WORKING DATA:
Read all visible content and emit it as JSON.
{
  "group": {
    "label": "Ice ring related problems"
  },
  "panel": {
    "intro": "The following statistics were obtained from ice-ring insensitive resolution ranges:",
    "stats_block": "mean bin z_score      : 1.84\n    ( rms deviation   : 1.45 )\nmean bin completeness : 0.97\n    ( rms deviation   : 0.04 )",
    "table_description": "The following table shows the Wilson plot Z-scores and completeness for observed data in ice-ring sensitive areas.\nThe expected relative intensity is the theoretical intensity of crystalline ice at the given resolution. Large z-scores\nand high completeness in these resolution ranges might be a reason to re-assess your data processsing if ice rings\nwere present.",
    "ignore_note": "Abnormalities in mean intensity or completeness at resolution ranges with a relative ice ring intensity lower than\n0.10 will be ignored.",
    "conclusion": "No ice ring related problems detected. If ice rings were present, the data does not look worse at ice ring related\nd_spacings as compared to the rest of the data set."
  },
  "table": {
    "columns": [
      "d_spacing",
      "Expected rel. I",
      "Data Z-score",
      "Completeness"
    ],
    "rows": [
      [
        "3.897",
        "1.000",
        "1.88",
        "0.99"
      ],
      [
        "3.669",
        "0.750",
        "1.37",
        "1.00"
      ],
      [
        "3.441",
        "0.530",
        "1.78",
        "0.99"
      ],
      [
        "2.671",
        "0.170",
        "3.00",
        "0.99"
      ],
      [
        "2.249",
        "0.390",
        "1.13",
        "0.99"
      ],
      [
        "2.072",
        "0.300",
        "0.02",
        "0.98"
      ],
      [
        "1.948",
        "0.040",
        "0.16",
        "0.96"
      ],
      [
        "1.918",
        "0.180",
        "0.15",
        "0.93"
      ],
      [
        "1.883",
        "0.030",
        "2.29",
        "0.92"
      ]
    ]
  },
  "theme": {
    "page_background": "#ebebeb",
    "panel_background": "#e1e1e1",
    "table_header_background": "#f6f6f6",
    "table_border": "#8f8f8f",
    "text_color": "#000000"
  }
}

DIRECTIONS FOR THIS TASK: Produce a verbatim transcription of the entries above.

OUTPUT FOR THIS TASK:
Read all visible content and emit it as JSON.
{
  "group": {
    "label": "Ice ring related problems"
  },
  "panel": {
    "intro": "The following statistics were obtained from ice-ring insensitive resolution ranges:",
    "stats_block": "mean bin z_score      : 1.84\n    ( rms deviation   : 1.45 )\nmean bin completeness : 0.97\n    ( rms deviation   : 0.04 )",
    "table_description": "The following table shows the Wilson plot Z-scores and completeness for observed data in ice-ring sensitive areas.\nThe expected relative intensity is the theoretical intensity of crystalline ice at the given resolution. Large z-scores\nand high completeness in these resolution ranges might be a reason to re-assess your data processsing if ice rings\nwere present.",
    "ignore_note": "Abnormalities in mean intensity or completeness at resolution ranges with a relative ice ring intensity lower than\n0.10 will be ignored.",
    "conclusion": "No ice ring related problems detected. If ice rings were present, the data does not look worse at ice ring related\nd_spacings as compared to the rest of the data set."
  },
  "table": {
    "columns": [
      "d_spacing",
      "Expected rel. I",
      "Data Z-score",
      "Completeness"
    ],
    "rows": [
      [
        "3.897",
        "1.000",
        "1.88",
        "0.99"
      ],
      [
        "3.669",
        "0.750",
        "1.37",
        "1.00"
      ],
      [
        "3.441",
        "0.530",
        "1.78",
        "0.99"
      ],
      [
        "2.671",
        "0.170",
        "3.00",
        "0.99"
      ],
      [
        "2.249",
        "0.390",
        "1.13",
        "0.99"
      ],
      [
        "2.072",
        "0.300",
        "0.02",
        "0.98"
      ],
      [
        "1.948",
        "0.040",
        "0.16",
        "0.96"
      ],
      [
        "1.918",
        "0.180",
        "0.15",
        "0.93"
      ],
      [
        "1.883",
        "0.030",
        "2.29",
        "0.92"
      ]
    ]
  },
  "theme": {
    "page_background": "#ebebeb",
    "panel_background": "#e1e1e1",
    "table_header_background": "#f6f6f6",
    "table_border": "#8f8f8f",
    "text_color": "#000000"
  }
}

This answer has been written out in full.